Stated goal:
Return each line of the records with nothing changed, pictures excepted.

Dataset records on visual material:

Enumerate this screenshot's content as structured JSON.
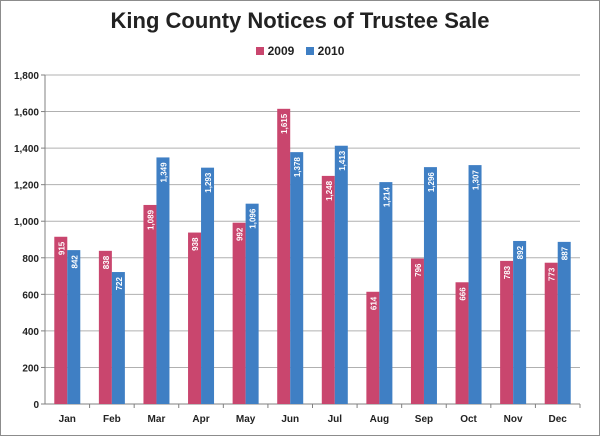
{
  "colors": {
    "series_2009": "#c9466e",
    "series_2010": "#3f7fc4"
  },
  "chart_data": {
    "type": "bar",
    "title": "King County Notices of Trustee Sale",
    "categories": [
      "Jan",
      "Feb",
      "Mar",
      "Apr",
      "May",
      "Jun",
      "Jul",
      "Aug",
      "Sep",
      "Oct",
      "Nov",
      "Dec"
    ],
    "series": [
      {
        "name": "2009",
        "values": [
          915,
          838,
          1089,
          938,
          992,
          1615,
          1248,
          614,
          796,
          666,
          783,
          773
        ]
      },
      {
        "name": "2010",
        "values": [
          842,
          722,
          1349,
          1293,
          1096,
          1378,
          1413,
          1214,
          1296,
          1307,
          892,
          887
        ]
      }
    ],
    "ylim": [
      0,
      1800
    ],
    "yticks": [
      0,
      200,
      400,
      600,
      800,
      1000,
      1200,
      1400,
      1600,
      1800
    ],
    "ytick_labels": [
      "0",
      "200",
      "400",
      "600",
      "800",
      "1,000",
      "1,200",
      "1,400",
      "1,600",
      "1,800"
    ],
    "grid": true,
    "legend_position": "top"
  }
}
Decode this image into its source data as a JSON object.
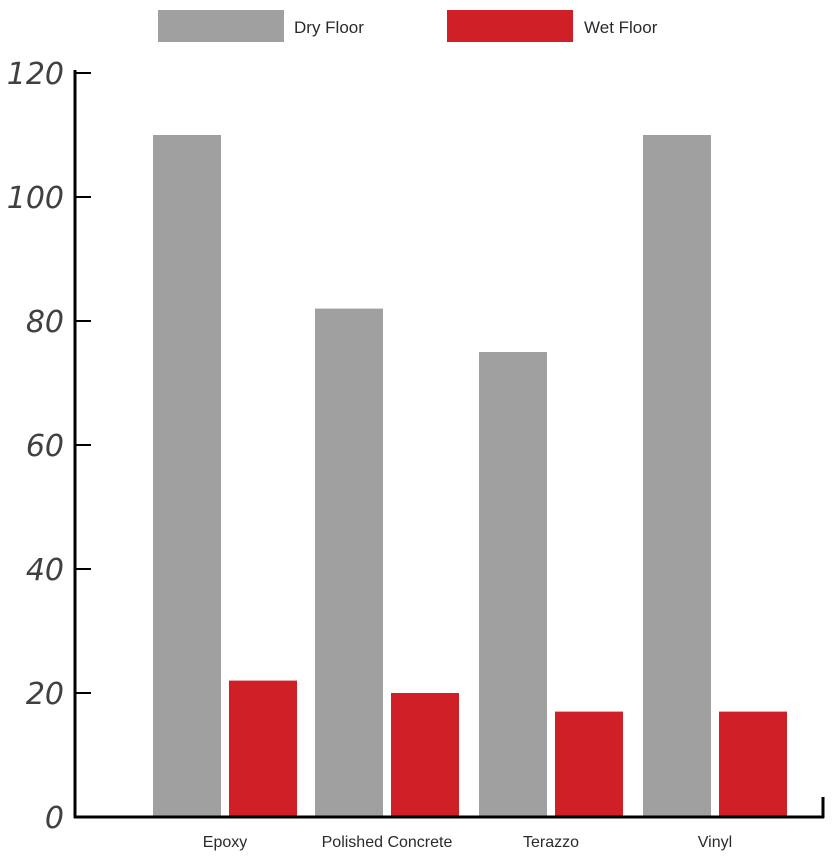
{
  "chart_data": {
    "type": "bar",
    "categories": [
      "Epoxy",
      "Polished Concrete",
      "Terazzo",
      "Vinyl"
    ],
    "series": [
      {
        "name": "Dry Floor",
        "values": [
          110,
          82,
          75,
          110
        ],
        "color": "#a0a0a0"
      },
      {
        "name": "Wet Floor",
        "values": [
          22,
          20,
          17,
          17
        ],
        "color": "#cf2027"
      }
    ],
    "yticks": [
      0,
      20,
      40,
      60,
      80,
      100,
      120
    ],
    "ylim": [
      0,
      120
    ],
    "legend_position": "top-center",
    "grid": false,
    "axis_color": "#000000"
  }
}
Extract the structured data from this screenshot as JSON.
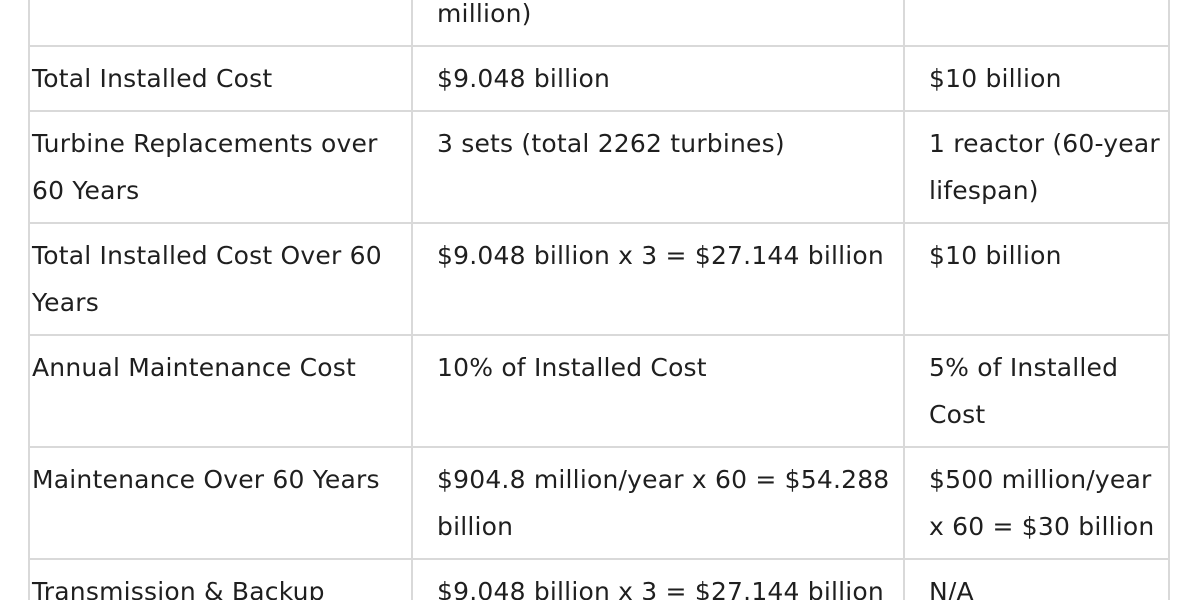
{
  "table": {
    "rows": [
      {
        "c1": "",
        "c2": "million)",
        "c3": ""
      },
      {
        "c1": "Total Installed Cost",
        "c2": "$9.048 billion",
        "c3": "$10 billion"
      },
      {
        "c1": "Turbine Replacements over 60 Years",
        "c2": "3 sets (total 2262 turbines)",
        "c3": "1 reactor (60-year lifespan)"
      },
      {
        "c1": "Total Installed Cost Over 60 Years",
        "c2": "$9.048 billion x 3 = $27.144 billion",
        "c3": "$10 billion"
      },
      {
        "c1": "Annual Maintenance Cost",
        "c2": "10% of Installed Cost",
        "c3": "5% of Installed Cost"
      },
      {
        "c1": "Maintenance Over 60 Years",
        "c2": "$904.8 million/year x 60 = $54.288 billion",
        "c3": "$500 million/year x 60 = $30 billion"
      },
      {
        "c1": "Transmission & Backup",
        "c2": "$9.048 billion x 3 = $27.144 billion",
        "c3": "N/A"
      }
    ]
  }
}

Response below:
Enumerate this screenshot's content as structured JSON.
{
  "colors": {
    "series_2009": "#c9466e",
    "series_2010": "#3f7fc4"
  },
  "chart_data": {
    "type": "bar",
    "title": "King County Notices of Trustee Sale",
    "categories": [
      "Jan",
      "Feb",
      "Mar",
      "Apr",
      "May",
      "Jun",
      "Jul",
      "Aug",
      "Sep",
      "Oct",
      "Nov",
      "Dec"
    ],
    "series": [
      {
        "name": "2009",
        "values": [
          915,
          838,
          1089,
          938,
          992,
          1615,
          1248,
          614,
          796,
          666,
          783,
          773
        ]
      },
      {
        "name": "2010",
        "values": [
          842,
          722,
          1349,
          1293,
          1096,
          1378,
          1413,
          1214,
          1296,
          1307,
          892,
          887
        ]
      }
    ],
    "ylim": [
      0,
      1800
    ],
    "yticks": [
      0,
      200,
      400,
      600,
      800,
      1000,
      1200,
      1400,
      1600,
      1800
    ],
    "ytick_labels": [
      "0",
      "200",
      "400",
      "600",
      "800",
      "1,000",
      "1,200",
      "1,400",
      "1,600",
      "1,800"
    ],
    "grid": true,
    "legend_position": "top"
  }
}
Decode this image into its source data as a JSON object.
{
  "chart_data": {
    "type": "bar",
    "categories": [
      "Epoxy",
      "Polished Concrete",
      "Terazzo",
      "Vinyl"
    ],
    "series": [
      {
        "name": "Dry Floor",
        "values": [
          110,
          82,
          75,
          110
        ],
        "color": "#a0a0a0"
      },
      {
        "name": "Wet Floor",
        "values": [
          22,
          20,
          17,
          17
        ],
        "color": "#cf2027"
      }
    ],
    "yticks": [
      0,
      20,
      40,
      60,
      80,
      100,
      120
    ],
    "ylim": [
      0,
      120
    ],
    "legend_position": "top-center",
    "grid": false,
    "axis_color": "#000000"
  }
}
Extract the structured data from this screenshot as JSON.
{
  "table": {
    "rows": [
      {
        "c1": "",
        "c2": "million)",
        "c3": ""
      },
      {
        "c1": "Total Installed Cost",
        "c2": "$9.048 billion",
        "c3": "$10 billion"
      },
      {
        "c1": "Turbine Replacements over 60 Years",
        "c2": "3 sets (total 2262 turbines)",
        "c3": "1 reactor (60-year lifespan)"
      },
      {
        "c1": "Total Installed Cost Over 60 Years",
        "c2": "$9.048 billion x 3 = $27.144 billion",
        "c3": "$10 billion"
      },
      {
        "c1": "Annual Maintenance Cost",
        "c2": "10% of Installed Cost",
        "c3": "5% of Installed Cost"
      },
      {
        "c1": "Maintenance Over 60 Years",
        "c2": "$904.8 million/year x 60 = $54.288 billion",
        "c3": "$500 million/year x 60 = $30 billion"
      },
      {
        "c1": "Transmission & Backup",
        "c2": "$9.048 billion x 3 = $27.144 billion",
        "c3": "N/A"
      }
    ]
  }
}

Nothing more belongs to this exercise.